___ TEXT BLOCK ___
Yeah. And all of those things are super tricky, especially in the remote world where it's almost like work doesn't ever turn off. Especially if you're working on a team that has people in lots of different time zones or you know, if they're a global organization, then somebody is always working. And I know, like, at least from my perspective, I have a hard time turning work off, you know? Slack or email on my phone frequently. And sometimes I'll delete them and then it's like, well, I'm traveling so I need to ha have access to this somehow and it gets back on my phone. But, but there's this, I think that tech can be really hard right now in the fact that it's, it can be very hard to turn off because of the continued, somebody is always working right.

Arthur:

Mm-hmm. Well, and some people like it, like I have coworkers. I way more time than I would ever want to spend. But to them, it's not a question of, being unsustainable. That's just the pace that they like and the way that they like to work. And you get, you can get trapped, kind of holding yourself up to a standard for somebody else that doesn't meet your, your lifestyle. Uh, but you can also get trapped by, I mean, I talked about kind of my journey concentric, right? Um, as you. Okay, so let's start with the thesis. Um, that tech is actually creative work.

Bekah:

Hmm.
___ DATASET RECORDS ___
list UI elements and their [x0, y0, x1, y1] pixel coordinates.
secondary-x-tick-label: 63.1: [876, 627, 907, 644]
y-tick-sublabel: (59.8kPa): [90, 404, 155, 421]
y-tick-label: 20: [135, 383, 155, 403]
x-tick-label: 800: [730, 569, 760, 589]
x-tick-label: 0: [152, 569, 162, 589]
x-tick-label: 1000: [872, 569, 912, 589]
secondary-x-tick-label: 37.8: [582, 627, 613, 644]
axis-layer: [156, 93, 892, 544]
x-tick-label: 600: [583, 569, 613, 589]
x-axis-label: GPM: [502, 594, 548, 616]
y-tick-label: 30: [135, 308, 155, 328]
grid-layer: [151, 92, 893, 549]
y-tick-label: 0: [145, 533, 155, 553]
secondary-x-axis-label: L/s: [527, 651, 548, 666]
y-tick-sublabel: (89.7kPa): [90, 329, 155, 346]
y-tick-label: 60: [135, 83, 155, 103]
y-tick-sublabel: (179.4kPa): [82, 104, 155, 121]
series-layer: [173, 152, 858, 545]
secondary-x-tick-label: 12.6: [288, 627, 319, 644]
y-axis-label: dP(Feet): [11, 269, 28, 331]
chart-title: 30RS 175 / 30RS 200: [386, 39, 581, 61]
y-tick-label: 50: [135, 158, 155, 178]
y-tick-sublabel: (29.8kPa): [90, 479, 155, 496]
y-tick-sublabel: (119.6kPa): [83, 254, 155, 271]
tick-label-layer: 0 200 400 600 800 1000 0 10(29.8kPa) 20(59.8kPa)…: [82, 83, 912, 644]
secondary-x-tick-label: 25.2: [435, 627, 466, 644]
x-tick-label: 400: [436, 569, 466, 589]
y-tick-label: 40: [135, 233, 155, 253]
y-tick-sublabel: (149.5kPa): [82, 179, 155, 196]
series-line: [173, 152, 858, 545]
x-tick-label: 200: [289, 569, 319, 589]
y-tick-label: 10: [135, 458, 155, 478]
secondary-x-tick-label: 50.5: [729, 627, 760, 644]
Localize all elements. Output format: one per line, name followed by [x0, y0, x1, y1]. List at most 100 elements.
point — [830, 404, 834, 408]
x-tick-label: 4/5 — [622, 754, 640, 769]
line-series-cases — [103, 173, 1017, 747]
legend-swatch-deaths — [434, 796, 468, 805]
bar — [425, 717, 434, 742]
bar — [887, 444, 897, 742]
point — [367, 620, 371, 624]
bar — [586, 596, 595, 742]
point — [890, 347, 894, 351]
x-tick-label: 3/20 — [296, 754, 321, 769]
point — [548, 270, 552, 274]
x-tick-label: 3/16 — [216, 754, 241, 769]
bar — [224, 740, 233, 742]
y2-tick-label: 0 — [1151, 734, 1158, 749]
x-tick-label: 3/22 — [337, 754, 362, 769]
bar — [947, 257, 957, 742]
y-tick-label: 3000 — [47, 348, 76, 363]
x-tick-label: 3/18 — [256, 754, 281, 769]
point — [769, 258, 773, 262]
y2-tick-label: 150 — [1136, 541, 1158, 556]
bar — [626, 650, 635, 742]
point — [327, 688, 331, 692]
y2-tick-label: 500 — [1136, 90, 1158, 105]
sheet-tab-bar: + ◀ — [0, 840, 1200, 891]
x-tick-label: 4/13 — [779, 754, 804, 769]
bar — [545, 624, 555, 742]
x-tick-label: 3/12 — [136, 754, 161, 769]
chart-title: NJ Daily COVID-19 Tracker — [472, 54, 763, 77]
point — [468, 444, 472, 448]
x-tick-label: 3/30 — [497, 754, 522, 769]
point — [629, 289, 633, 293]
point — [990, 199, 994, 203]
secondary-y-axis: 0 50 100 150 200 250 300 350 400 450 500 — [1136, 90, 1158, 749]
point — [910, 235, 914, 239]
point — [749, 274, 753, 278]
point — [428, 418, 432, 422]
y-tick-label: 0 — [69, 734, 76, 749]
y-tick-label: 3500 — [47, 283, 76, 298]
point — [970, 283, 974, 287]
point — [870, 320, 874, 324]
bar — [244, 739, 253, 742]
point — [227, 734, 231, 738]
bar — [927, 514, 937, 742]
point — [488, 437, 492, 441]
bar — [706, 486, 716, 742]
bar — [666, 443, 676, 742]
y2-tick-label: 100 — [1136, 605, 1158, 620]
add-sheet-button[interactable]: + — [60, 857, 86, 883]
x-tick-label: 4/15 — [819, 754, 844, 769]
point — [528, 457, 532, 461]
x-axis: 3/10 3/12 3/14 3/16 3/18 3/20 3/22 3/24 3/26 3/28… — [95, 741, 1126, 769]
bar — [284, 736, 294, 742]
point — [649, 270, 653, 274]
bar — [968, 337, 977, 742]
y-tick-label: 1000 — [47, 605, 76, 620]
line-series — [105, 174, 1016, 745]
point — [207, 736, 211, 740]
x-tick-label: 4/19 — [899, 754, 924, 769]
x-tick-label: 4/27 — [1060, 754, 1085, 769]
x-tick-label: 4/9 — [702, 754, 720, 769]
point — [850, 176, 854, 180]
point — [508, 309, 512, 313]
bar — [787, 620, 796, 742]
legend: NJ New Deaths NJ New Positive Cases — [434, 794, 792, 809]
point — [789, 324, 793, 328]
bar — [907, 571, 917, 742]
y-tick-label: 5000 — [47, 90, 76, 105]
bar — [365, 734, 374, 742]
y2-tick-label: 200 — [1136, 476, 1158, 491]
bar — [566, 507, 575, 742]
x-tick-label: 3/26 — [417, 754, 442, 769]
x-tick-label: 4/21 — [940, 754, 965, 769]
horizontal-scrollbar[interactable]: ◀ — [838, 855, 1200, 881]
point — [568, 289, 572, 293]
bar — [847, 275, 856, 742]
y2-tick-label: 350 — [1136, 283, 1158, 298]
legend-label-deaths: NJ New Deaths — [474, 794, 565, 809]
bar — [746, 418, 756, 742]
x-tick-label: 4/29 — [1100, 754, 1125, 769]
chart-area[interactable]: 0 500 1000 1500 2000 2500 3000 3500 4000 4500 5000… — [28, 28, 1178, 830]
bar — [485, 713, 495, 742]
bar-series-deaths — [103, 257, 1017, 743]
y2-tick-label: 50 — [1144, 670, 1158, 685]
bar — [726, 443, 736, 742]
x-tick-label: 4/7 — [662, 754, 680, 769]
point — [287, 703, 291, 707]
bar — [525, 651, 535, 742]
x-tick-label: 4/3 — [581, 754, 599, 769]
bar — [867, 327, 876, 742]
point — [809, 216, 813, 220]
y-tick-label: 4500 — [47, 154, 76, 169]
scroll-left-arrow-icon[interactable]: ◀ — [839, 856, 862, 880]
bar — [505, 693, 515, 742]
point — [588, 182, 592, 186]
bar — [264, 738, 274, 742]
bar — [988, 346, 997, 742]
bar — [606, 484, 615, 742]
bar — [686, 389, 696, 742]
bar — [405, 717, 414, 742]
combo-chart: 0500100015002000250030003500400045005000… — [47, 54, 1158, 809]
___
COMPLETE THE FOLLOWING>
- a) In the transcript on remote work, why do Slack or email end up back on the first speaker's phone after being deleted?
- b) Shorten the paragraph of the transcript on remote work that begins "Yeah. And all of those things," keeping its main facts.
- c) Carry on the transcript on remote work from the point where it stops.
This material was drawn from a separate source.

OUTPUTS BY TASK>
- a) Because the speaker is traveling and needs access to them somehow.

- b) In remote work, it's hard to switch off because someone is always working, especially on teams spread across time zones or in global organizations. The speaker struggles to stop working and often checks Slack or email on the phone. The speaker sometimes deletes those apps but reinstalls them when traveling requires access. That constant activity makes technology very hard to turn off.

- c)
Arthur:

really engineering work. Um, I know that's a huge bombshell for argument, but. Tech is in, a lot of tech is not. We're doing the same thing over and over. It is, we're kind of doing the same thing, but these things are different and it's weirdly innovative and new in this way, and this situation is different. The user wants this piece slightly different this time. So there's a bunch of novelty every time. And that novelty means that we have to be creative. And the thing about creative work is that, I mean, you can go ask the UX folks at your work. I mean, if they'd been through like a. Curriculum. Right? Um, they learn fairly quickly that there is no turning that off. Uh, there is no moment where your brain won't tap you on the shoulder and be like, Hey, that thing you thought you were, you know, you were thinking about. Uh, yeah. We have the answer to that now. if you can't, I mean, trust me, if we could turn the brain off, it would be, life would be a lot easier on a number of fronts, but

Dan:

True.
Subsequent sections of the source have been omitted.